[Begin Supplied material]

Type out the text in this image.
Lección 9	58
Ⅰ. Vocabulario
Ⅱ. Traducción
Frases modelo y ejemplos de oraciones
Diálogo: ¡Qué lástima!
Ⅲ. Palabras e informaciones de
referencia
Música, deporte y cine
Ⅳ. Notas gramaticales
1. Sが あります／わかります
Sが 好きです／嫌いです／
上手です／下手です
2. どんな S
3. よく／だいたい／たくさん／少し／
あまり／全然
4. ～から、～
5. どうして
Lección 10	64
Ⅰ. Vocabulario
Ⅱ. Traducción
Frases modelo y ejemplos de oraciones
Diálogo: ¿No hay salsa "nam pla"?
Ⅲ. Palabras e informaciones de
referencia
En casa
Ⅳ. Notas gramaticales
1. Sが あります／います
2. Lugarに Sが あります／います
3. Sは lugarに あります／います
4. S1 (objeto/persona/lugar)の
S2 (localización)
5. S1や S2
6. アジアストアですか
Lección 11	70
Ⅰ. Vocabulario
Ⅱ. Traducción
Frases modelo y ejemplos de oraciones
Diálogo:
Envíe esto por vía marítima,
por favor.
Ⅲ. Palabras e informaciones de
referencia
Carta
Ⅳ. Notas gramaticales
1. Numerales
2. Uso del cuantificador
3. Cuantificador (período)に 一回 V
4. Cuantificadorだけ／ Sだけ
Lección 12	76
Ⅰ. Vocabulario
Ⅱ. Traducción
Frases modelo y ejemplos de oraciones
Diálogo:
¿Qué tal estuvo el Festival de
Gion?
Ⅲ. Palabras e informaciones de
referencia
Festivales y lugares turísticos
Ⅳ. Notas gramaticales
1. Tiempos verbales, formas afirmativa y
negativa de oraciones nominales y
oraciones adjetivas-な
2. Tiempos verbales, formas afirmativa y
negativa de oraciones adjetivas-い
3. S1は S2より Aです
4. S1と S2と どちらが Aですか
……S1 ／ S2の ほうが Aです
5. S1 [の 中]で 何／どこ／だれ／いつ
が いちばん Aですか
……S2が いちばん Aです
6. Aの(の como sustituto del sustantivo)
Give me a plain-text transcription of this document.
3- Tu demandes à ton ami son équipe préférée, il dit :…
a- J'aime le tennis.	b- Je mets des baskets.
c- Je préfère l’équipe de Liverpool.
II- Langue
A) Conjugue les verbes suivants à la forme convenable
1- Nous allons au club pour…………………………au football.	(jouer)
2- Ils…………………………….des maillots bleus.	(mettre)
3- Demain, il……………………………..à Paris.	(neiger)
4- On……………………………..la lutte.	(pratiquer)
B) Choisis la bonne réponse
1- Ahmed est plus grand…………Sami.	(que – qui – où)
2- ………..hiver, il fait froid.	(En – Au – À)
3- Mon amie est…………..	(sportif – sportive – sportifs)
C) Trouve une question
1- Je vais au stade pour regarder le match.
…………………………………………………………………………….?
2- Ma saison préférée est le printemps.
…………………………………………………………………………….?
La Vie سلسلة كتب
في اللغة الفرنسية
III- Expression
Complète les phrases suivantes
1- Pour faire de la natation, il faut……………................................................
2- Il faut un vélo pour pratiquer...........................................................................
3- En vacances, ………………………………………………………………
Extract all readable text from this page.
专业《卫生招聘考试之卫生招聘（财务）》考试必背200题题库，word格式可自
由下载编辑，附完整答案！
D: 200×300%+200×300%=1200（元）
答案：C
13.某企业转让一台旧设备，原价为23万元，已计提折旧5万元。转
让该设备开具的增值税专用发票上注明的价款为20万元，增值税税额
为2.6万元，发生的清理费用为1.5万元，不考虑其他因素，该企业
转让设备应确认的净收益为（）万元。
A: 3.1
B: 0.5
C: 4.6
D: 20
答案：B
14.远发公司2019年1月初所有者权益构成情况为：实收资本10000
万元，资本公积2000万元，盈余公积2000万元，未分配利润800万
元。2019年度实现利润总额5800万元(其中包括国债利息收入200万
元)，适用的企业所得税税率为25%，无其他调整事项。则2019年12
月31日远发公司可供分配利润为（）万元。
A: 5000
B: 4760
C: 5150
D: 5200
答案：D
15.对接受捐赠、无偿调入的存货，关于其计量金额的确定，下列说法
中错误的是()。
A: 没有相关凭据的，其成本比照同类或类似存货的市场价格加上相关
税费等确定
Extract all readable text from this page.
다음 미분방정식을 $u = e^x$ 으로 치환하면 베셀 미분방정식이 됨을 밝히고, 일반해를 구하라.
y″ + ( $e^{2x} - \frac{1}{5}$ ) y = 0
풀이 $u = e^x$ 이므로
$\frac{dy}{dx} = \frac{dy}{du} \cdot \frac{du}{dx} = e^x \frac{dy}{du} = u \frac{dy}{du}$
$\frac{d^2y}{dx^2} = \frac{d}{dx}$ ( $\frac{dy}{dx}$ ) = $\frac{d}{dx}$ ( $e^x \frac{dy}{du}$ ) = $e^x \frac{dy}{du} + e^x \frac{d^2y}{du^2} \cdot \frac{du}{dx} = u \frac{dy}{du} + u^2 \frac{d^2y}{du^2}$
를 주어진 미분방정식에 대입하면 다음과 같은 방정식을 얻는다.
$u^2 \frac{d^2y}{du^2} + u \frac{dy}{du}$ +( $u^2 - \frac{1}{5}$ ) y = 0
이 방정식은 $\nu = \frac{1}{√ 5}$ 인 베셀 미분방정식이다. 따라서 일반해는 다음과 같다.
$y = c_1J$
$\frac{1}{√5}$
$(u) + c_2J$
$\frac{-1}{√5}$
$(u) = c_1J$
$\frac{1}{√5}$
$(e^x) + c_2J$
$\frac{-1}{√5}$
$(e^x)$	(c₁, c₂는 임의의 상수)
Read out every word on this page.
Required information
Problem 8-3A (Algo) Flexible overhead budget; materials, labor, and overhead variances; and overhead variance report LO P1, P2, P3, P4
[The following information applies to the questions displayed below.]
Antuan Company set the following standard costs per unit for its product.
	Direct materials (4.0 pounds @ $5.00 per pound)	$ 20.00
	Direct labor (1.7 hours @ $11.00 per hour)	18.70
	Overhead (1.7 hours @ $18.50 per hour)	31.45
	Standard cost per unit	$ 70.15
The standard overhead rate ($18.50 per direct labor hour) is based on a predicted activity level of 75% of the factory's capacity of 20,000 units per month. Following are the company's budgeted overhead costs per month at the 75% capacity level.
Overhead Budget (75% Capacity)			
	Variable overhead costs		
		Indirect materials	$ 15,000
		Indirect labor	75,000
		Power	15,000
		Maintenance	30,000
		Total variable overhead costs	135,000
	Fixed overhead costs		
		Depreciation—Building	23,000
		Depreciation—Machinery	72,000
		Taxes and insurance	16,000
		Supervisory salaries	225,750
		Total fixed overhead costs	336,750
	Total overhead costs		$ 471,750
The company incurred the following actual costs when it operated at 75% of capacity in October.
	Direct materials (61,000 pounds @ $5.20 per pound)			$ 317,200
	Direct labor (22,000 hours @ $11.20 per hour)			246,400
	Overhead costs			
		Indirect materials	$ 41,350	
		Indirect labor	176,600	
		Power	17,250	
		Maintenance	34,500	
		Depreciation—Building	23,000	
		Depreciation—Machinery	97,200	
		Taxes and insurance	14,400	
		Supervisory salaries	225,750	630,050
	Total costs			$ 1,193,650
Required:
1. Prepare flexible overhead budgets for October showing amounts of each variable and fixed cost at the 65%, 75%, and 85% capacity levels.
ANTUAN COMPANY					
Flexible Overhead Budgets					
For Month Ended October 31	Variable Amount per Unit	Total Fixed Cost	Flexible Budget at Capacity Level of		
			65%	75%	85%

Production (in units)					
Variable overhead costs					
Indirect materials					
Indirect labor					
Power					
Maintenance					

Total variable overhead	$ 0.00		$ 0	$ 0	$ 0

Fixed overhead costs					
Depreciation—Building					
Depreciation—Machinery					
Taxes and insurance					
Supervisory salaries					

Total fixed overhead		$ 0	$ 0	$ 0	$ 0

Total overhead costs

[End Supplied material]

Aim: Reproduce every line from the entries that holds the word "あります".

Response below:
1. Sが あります／わかります
1. Sが あります／います
2. Lugarに Sが あります／います
3. Sは lugarに あります／います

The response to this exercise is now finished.